Aim of the exercise: Locate each line in the records containing "source". Copy it.

● ● ● ●

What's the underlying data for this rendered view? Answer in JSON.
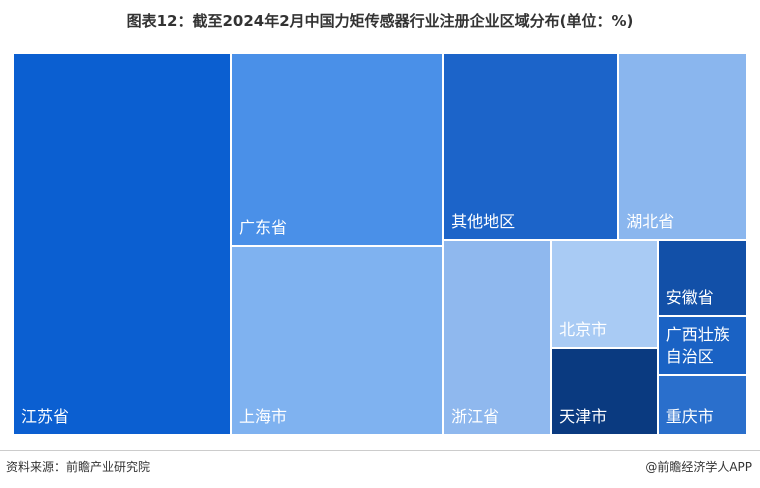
{
  "chart_data": {
    "type": "treemap",
    "title": "图表12：截至2024年2月中国力矩传感器行业注册企业区域分布(单位：%)",
    "categories": [
      "江苏省",
      "广东省",
      "上海市",
      "其他地区",
      "湖北省",
      "浙江省",
      "北京市",
      "天津市",
      "安徽省",
      "广西壮族自治区",
      "重庆市"
    ],
    "values": [
      29.7,
      14.6,
      14.3,
      11.7,
      8.6,
      7.5,
      4.1,
      3.3,
      2.4,
      1.9,
      1.9
    ],
    "colors": [
      "#0b5fd1",
      "#4a90e8",
      "#7fb2f0",
      "#1c64c9",
      "#8ab6ee",
      "#8fb8ee",
      "#a9cbf4",
      "#0a3a80",
      "#1250a8",
      "#1a62c4",
      "#2a6fcc"
    ],
    "source": "资料来源：前瞻产业研究院",
    "credit": "@前瞻经济学人APP"
  }
}
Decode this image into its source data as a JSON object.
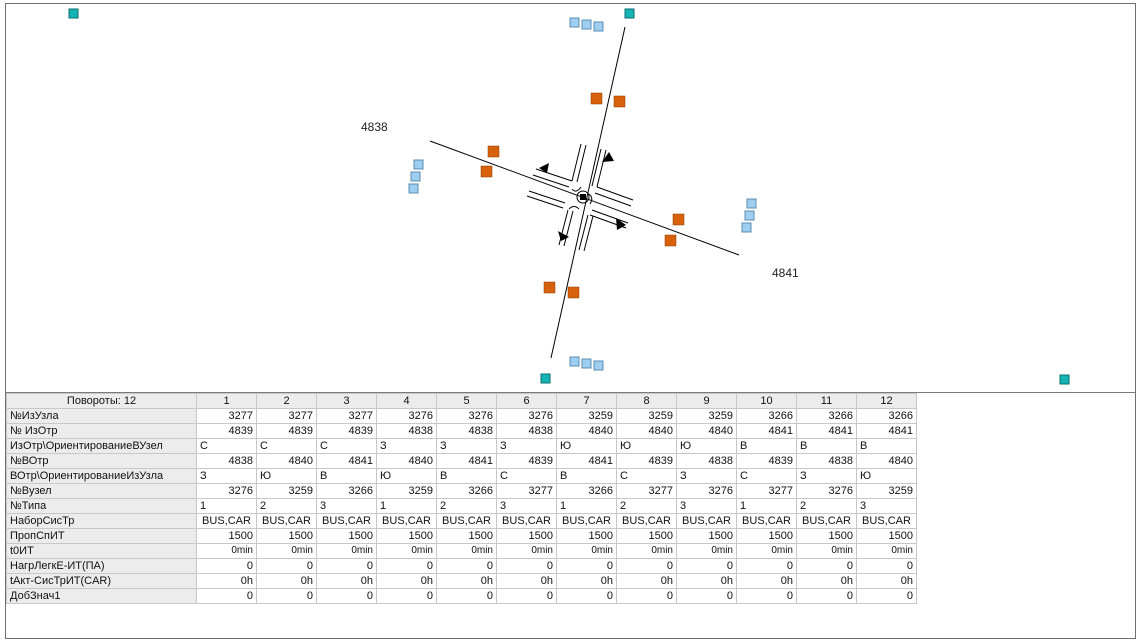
{
  "map": {
    "labels": [
      {
        "id": "segment-label-4838",
        "text": "4838"
      },
      {
        "id": "segment-label-4841",
        "text": "4841"
      }
    ],
    "colors": {
      "zone_square": "#15b4b4",
      "node_square": "#9fcff0",
      "connector_square": "#d8620c",
      "line": "#000000"
    }
  },
  "grid": {
    "header_title": "Повороты: 12",
    "columns": [
      "1",
      "2",
      "3",
      "4",
      "5",
      "6",
      "7",
      "8",
      "9",
      "10",
      "11",
      "12"
    ],
    "rows": [
      {
        "label": "№ИзУзла",
        "align": "num",
        "values": [
          "3277",
          "3277",
          "3277",
          "3276",
          "3276",
          "3276",
          "3259",
          "3259",
          "3259",
          "3266",
          "3266",
          "3266"
        ]
      },
      {
        "label": "№ ИзОтр",
        "align": "num",
        "values": [
          "4839",
          "4839",
          "4839",
          "4838",
          "4838",
          "4838",
          "4840",
          "4840",
          "4840",
          "4841",
          "4841",
          "4841"
        ]
      },
      {
        "label": "ИзОтр\\ОриентированиеВУзел",
        "align": "txt",
        "values": [
          "С",
          "С",
          "С",
          "З",
          "З",
          "З",
          "Ю",
          "Ю",
          "Ю",
          "В",
          "В",
          "В"
        ]
      },
      {
        "label": "№ВОтр",
        "align": "num",
        "values": [
          "4838",
          "4840",
          "4841",
          "4840",
          "4841",
          "4839",
          "4841",
          "4839",
          "4838",
          "4839",
          "4838",
          "4840"
        ]
      },
      {
        "label": "ВОтр\\ОриентированиеИзУзла",
        "align": "txt",
        "values": [
          "З",
          "Ю",
          "В",
          "Ю",
          "В",
          "С",
          "В",
          "С",
          "З",
          "С",
          "З",
          "Ю"
        ]
      },
      {
        "label": "№Вузел",
        "align": "num",
        "values": [
          "3276",
          "3259",
          "3266",
          "3259",
          "3266",
          "3277",
          "3266",
          "3277",
          "3276",
          "3277",
          "3276",
          "3259"
        ]
      },
      {
        "label": "№Типа",
        "align": "txt",
        "values": [
          "1",
          "2",
          "3",
          "1",
          "2",
          "3",
          "1",
          "2",
          "3",
          "1",
          "2",
          "3"
        ]
      },
      {
        "label": "НаборСисТр",
        "align": "ctr",
        "values": [
          "BUS,CAR",
          "BUS,CAR",
          "BUS,CAR",
          "BUS,CAR",
          "BUS,CAR",
          "BUS,CAR",
          "BUS,CAR",
          "BUS,CAR",
          "BUS,CAR",
          "BUS,CAR",
          "BUS,CAR",
          "BUS,CAR"
        ]
      },
      {
        "label": "ПропСпИТ",
        "align": "num",
        "values": [
          "1500",
          "1500",
          "1500",
          "1500",
          "1500",
          "1500",
          "1500",
          "1500",
          "1500",
          "1500",
          "1500",
          "1500"
        ]
      },
      {
        "label": "t0ИТ",
        "align": "num small",
        "values": [
          "0min",
          "0min",
          "0min",
          "0min",
          "0min",
          "0min",
          "0min",
          "0min",
          "0min",
          "0min",
          "0min",
          "0min"
        ]
      },
      {
        "label": "НагрЛегкЕ-ИТ(ПА)",
        "align": "num",
        "values": [
          "0",
          "0",
          "0",
          "0",
          "0",
          "0",
          "0",
          "0",
          "0",
          "0",
          "0",
          "0"
        ]
      },
      {
        "label": "tАкт-СисТрИТ(CAR)",
        "align": "num",
        "values": [
          "0h",
          "0h",
          "0h",
          "0h",
          "0h",
          "0h",
          "0h",
          "0h",
          "0h",
          "0h",
          "0h",
          "0h"
        ]
      },
      {
        "label": "ДобЗнач1",
        "align": "num",
        "values": [
          "0",
          "0",
          "0",
          "0",
          "0",
          "0",
          "0",
          "0",
          "0",
          "0",
          "0",
          "0"
        ]
      }
    ]
  }
}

● ● ● ●

Exercise result:
    "source": "资料来源：前瞻产业研究院",
Decode this image into its source data as a JSON object.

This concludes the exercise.